_DIRECTIVE_: Every line of the material is to be repeated exactly as it stands.

──────────

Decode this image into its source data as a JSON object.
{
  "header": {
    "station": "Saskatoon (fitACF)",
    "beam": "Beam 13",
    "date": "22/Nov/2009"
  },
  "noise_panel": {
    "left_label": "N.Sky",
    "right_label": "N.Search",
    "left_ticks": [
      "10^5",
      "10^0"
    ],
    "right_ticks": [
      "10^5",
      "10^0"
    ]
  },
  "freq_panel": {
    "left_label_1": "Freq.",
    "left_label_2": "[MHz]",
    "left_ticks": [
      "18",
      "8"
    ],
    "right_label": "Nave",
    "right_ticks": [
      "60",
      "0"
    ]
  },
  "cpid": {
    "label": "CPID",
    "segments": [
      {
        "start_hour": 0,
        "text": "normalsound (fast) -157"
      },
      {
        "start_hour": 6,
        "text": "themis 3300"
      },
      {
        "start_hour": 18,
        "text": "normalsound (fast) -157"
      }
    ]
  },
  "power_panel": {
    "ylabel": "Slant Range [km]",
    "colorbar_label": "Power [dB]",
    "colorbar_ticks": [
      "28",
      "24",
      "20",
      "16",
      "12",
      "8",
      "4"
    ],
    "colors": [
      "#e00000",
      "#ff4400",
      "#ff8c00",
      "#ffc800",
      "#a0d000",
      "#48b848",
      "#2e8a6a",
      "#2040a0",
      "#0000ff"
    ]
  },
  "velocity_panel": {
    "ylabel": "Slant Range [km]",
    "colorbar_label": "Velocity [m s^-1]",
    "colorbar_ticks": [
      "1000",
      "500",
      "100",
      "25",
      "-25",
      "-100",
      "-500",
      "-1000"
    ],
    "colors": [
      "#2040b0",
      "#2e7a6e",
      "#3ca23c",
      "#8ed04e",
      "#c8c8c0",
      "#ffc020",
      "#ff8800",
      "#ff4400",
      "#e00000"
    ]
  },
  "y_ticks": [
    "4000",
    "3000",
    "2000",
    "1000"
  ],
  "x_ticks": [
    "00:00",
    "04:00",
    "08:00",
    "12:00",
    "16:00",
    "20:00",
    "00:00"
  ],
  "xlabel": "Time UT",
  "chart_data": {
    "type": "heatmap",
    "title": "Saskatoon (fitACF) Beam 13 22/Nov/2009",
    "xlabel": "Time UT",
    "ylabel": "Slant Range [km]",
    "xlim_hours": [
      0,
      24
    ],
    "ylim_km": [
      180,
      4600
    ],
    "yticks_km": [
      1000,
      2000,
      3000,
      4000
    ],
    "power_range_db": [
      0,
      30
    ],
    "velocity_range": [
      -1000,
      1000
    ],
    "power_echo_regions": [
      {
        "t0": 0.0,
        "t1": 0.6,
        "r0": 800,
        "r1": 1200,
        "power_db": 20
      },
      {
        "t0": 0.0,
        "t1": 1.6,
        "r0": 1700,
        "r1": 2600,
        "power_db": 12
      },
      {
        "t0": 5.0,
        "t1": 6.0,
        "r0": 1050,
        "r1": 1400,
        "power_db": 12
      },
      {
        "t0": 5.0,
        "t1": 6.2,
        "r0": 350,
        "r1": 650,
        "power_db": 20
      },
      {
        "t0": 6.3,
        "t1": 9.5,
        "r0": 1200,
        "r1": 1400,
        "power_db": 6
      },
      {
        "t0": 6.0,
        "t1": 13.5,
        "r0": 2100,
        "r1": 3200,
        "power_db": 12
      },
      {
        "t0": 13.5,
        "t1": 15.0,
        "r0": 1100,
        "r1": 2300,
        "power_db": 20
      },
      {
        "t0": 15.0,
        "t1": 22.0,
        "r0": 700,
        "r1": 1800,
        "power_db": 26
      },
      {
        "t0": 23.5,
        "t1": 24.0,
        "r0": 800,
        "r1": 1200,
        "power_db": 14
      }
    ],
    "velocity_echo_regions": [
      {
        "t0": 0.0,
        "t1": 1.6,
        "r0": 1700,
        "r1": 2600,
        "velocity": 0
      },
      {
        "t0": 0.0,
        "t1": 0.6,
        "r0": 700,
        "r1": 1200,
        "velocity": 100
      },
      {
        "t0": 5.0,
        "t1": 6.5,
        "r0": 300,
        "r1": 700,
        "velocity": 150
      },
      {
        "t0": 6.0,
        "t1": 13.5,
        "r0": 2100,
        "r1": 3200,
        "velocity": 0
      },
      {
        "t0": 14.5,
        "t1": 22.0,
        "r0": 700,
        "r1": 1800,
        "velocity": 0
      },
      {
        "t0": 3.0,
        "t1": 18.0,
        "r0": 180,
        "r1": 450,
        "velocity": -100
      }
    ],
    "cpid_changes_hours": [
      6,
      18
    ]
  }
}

──────────

_RESULT BELOW_:
Decode this image into its source data as a JSON object.
{
  "header": {
    "station": "Saskatoon (fitACF)",
    "beam": "Beam 13",
    "date": "22/Nov/2009"
  },
  "noise_panel": {
    "left_label": "N.Sky",
    "right_label": "N.Search",
    "left_ticks": [
      "10^5",
      "10^0"
    ],
    "right_ticks": [
      "10^5",
      "10^0"
    ]
  },
  "freq_panel": {
    "left_label_1": "Freq.",
    "left_label_2": "[MHz]",
    "left_ticks": [
      "18",
      "8"
    ],
    "right_label": "Nave",
    "right_ticks": [
      "60",
      "0"
    ]
  },
  "cpid": {
    "label": "CPID",
    "segments": [
      {
        "start_hour": 0,
        "text": "normalsound (fast) -157"
      },
      {
        "start_hour": 6,
        "text": "themis 3300"
      },
      {
        "start_hour": 18,
        "text": "normalsound (fast) -157"
      }
    ]
  },
  "power_panel": {
    "ylabel": "Slant Range [km]",
    "colorbar_label": "Power [dB]",
    "colorbar_ticks": [
      "28",
      "24",
      "20",
      "16",
      "12",
      "8",
      "4"
    ],
    "colors": [
      "#e00000",
      "#ff4400",
      "#ff8c00",
      "#ffc800",
      "#a0d000",
      "#48b848",
      "#2e8a6a",
      "#2040a0",
      "#0000ff"
    ]
  },
  "velocity_panel": {
    "ylabel": "Slant Range [km]",
    "colorbar_label": "Velocity [m s^-1]",
    "colorbar_ticks": [
      "1000",
      "500",
      "100",
      "25",
      "-25",
      "-100",
      "-500",
      "-1000"
    ],
    "colors": [
      "#2040b0",
      "#2e7a6e",
      "#3ca23c",
      "#8ed04e",
      "#c8c8c0",
      "#ffc020",
      "#ff8800",
      "#ff4400",
      "#e00000"
    ]
  },
  "y_ticks": [
    "4000",
    "3000",
    "2000",
    "1000"
  ],
  "x_ticks": [
    "00:00",
    "04:00",
    "08:00",
    "12:00",
    "16:00",
    "20:00",
    "00:00"
  ],
  "xlabel": "Time UT",
  "chart_data": {
    "type": "heatmap",
    "title": "Saskatoon (fitACF) Beam 13 22/Nov/2009",
    "xlabel": "Time UT",
    "ylabel": "Slant Range [km]",
    "xlim_hours": [
      0,
      24
    ],
    "ylim_km": [
      180,
      4600
    ],
    "yticks_km": [
      1000,
      2000,
      3000,
      4000
    ],
    "power_range_db": [
      0,
      30
    ],
    "velocity_range": [
      -1000,
      1000
    ],
    "power_echo_regions": [
      {
        "t0": 0.0,
        "t1": 0.6,
        "r0": 800,
        "r1": 1200,
        "power_db": 20
      },
      {
        "t0": 0.0,
        "t1": 1.6,
        "r0": 1700,
        "r1": 2600,
        "power_db": 12
      },
      {
        "t0": 5.0,
        "t1": 6.0,
        "r0": 1050,
        "r1": 1400,
        "power_db": 12
      },
      {
        "t0": 5.0,
        "t1": 6.2,
        "r0": 350,
        "r1": 650,
        "power_db": 20
      },
      {
        "t0": 6.3,
        "t1": 9.5,
        "r0": 1200,
        "r1": 1400,
        "power_db": 6
      },
      {
        "t0": 6.0,
        "t1": 13.5,
        "r0": 2100,
        "r1": 3200,
        "power_db": 12
      },
      {
        "t0": 13.5,
        "t1": 15.0,
        "r0": 1100,
        "r1": 2300,
        "power_db": 20
      },
      {
        "t0": 15.0,
        "t1": 22.0,
        "r0": 700,
        "r1": 1800,
        "power_db": 26
      },
      {
        "t0": 23.5,
        "t1": 24.0,
        "r0": 800,
        "r1": 1200,
        "power_db": 14
      }
    ],
    "velocity_echo_regions": [
      {
        "t0": 0.0,
        "t1": 1.6,
        "r0": 1700,
        "r1": 2600,
        "velocity": 0
      },
      {
        "t0": 0.0,
        "t1": 0.6,
        "r0": 700,
        "r1": 1200,
        "velocity": 100
      },
      {
        "t0": 5.0,
        "t1": 6.5,
        "r0": 300,
        "r1": 700,
        "velocity": 150
      },
      {
        "t0": 6.0,
        "t1": 13.5,
        "r0": 2100,
        "r1": 3200,
        "velocity": 0
      },
      {
        "t0": 14.5,
        "t1": 22.0,
        "r0": 700,
        "r1": 1800,
        "velocity": 0
      },
      {
        "t0": 3.0,
        "t1": 18.0,
        "r0": 180,
        "r1": 450,
        "velocity": -100
      }
    ],
    "cpid_changes_hours": [
      6,
      18
    ]
  }
}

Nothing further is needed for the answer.